◆ AIM OF THE EXERCISE
Without altering anything, repeat each of the records.

◆ RECORD LIST
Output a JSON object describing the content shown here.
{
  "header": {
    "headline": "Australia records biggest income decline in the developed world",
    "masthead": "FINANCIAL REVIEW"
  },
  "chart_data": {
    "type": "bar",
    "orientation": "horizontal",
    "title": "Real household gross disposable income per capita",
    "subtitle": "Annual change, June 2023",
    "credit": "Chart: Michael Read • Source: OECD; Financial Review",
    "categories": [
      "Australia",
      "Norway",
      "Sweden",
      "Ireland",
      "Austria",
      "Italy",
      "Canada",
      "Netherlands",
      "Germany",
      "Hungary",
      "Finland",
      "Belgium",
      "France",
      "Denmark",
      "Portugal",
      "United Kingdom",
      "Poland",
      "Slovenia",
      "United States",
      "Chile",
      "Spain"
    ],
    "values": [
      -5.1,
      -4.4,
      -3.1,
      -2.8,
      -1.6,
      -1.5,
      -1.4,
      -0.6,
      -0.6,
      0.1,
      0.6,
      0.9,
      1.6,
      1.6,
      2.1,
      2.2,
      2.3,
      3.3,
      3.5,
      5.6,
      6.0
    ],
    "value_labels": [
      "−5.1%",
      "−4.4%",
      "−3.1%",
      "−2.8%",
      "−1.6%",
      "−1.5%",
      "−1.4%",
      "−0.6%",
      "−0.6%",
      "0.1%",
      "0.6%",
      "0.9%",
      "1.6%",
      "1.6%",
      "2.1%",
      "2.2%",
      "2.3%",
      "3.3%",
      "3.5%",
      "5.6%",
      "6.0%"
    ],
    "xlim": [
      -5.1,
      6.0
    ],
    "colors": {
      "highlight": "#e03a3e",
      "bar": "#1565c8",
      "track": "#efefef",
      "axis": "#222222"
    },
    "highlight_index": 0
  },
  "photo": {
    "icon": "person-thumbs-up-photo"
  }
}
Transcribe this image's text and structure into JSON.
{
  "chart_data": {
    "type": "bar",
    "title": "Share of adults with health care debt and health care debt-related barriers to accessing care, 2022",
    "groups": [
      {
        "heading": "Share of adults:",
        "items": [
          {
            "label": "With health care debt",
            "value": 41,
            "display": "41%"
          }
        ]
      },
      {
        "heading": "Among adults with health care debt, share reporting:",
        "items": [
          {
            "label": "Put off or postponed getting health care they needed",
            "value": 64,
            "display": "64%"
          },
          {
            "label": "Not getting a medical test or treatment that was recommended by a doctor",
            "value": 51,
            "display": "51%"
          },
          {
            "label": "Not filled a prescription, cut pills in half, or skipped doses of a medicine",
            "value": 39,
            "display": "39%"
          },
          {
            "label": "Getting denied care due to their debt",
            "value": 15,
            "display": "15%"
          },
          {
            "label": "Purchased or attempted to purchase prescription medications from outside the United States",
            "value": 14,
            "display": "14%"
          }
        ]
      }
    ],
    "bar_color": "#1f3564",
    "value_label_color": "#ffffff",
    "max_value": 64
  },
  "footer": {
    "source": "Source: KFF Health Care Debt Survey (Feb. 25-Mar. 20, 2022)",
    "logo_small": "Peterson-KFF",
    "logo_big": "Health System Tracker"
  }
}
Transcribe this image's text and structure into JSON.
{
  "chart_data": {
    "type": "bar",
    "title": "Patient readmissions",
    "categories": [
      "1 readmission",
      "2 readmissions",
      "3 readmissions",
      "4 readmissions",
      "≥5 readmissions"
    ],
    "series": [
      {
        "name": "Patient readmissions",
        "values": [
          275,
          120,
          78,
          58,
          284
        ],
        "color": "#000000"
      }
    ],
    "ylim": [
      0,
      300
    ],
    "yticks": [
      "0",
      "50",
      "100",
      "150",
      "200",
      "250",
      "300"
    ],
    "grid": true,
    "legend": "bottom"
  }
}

◆ SOLUTION TO THIS PROBLEM
Output a JSON object describing the content shown here.
{
  "header": {
    "headline": "Australia records biggest income decline in the developed world",
    "masthead": "FINANCIAL REVIEW"
  },
  "chart_data": {
    "type": "bar",
    "orientation": "horizontal",
    "title": "Real household gross disposable income per capita",
    "subtitle": "Annual change, June 2023",
    "credit": "Chart: Michael Read • Source: OECD; Financial Review",
    "categories": [
      "Australia",
      "Norway",
      "Sweden",
      "Ireland",
      "Austria",
      "Italy",
      "Canada",
      "Netherlands",
      "Germany",
      "Hungary",
      "Finland",
      "Belgium",
      "France",
      "Denmark",
      "Portugal",
      "United Kingdom",
      "Poland",
      "Slovenia",
      "United States",
      "Chile",
      "Spain"
    ],
    "values": [
      -5.1,
      -4.4,
      -3.1,
      -2.8,
      -1.6,
      -1.5,
      -1.4,
      -0.6,
      -0.6,
      0.1,
      0.6,
      0.9,
      1.6,
      1.6,
      2.1,
      2.2,
      2.3,
      3.3,
      3.5,
      5.6,
      6.0
    ],
    "value_labels": [
      "−5.1%",
      "−4.4%",
      "−3.1%",
      "−2.8%",
      "−1.6%",
      "−1.5%",
      "−1.4%",
      "−0.6%",
      "−0.6%",
      "0.1%",
      "0.6%",
      "0.9%",
      "1.6%",
      "1.6%",
      "2.1%",
      "2.2%",
      "2.3%",
      "3.3%",
      "3.5%",
      "5.6%",
      "6.0%"
    ],
    "xlim": [
      -5.1,
      6.0
    ],
    "colors": {
      "highlight": "#e03a3e",
      "bar": "#1565c8",
      "track": "#efefef",
      "axis": "#222222"
    },
    "highlight_index": 0
  },
  "photo": {
    "icon": "person-thumbs-up-photo"
  }
}
Transcribe this image's text and structure into JSON.
{
  "chart_data": {
    "type": "bar",
    "title": "Share of adults with health care debt and health care debt-related barriers to accessing care, 2022",
    "groups": [
      {
        "heading": "Share of adults:",
        "items": [
          {
            "label": "With health care debt",
            "value": 41,
            "display": "41%"
          }
        ]
      },
      {
        "heading": "Among adults with health care debt, share reporting:",
        "items": [
          {
            "label": "Put off or postponed getting health care they needed",
            "value": 64,
            "display": "64%"
          },
          {
            "label": "Not getting a medical test or treatment that was recommended by a doctor",
            "value": 51,
            "display": "51%"
          },
          {
            "label": "Not filled a prescription, cut pills in half, or skipped doses of a medicine",
            "value": 39,
            "display": "39%"
          },
          {
            "label": "Getting denied care due to their debt",
            "value": 15,
            "display": "15%"
          },
          {
            "label": "Purchased or attempted to purchase prescription medications from outside the United States",
            "value": 14,
            "display": "14%"
          }
        ]
      }
    ],
    "bar_color": "#1f3564",
    "value_label_color": "#ffffff",
    "max_value": 64
  },
  "footer": {
    "source": "Source: KFF Health Care Debt Survey (Feb. 25-Mar. 20, 2022)",
    "logo_small": "Peterson-KFF",
    "logo_big": "Health System Tracker"
  }
}
Transcribe this image's text and structure into JSON.
{
  "chart_data": {
    "type": "bar",
    "title": "Patient readmissions",
    "categories": [
      "1 readmission",
      "2 readmissions",
      "3 readmissions",
      "4 readmissions",
      "≥5 readmissions"
    ],
    "series": [
      {
        "name": "Patient readmissions",
        "values": [
          275,
          120,
          78,
          58,
          284
        ],
        "color": "#000000"
      }
    ],
    "ylim": [
      0,
      300
    ],
    "yticks": [
      "0",
      "50",
      "100",
      "150",
      "200",
      "250",
      "300"
    ],
    "grid": true,
    "legend": "bottom"
  }
}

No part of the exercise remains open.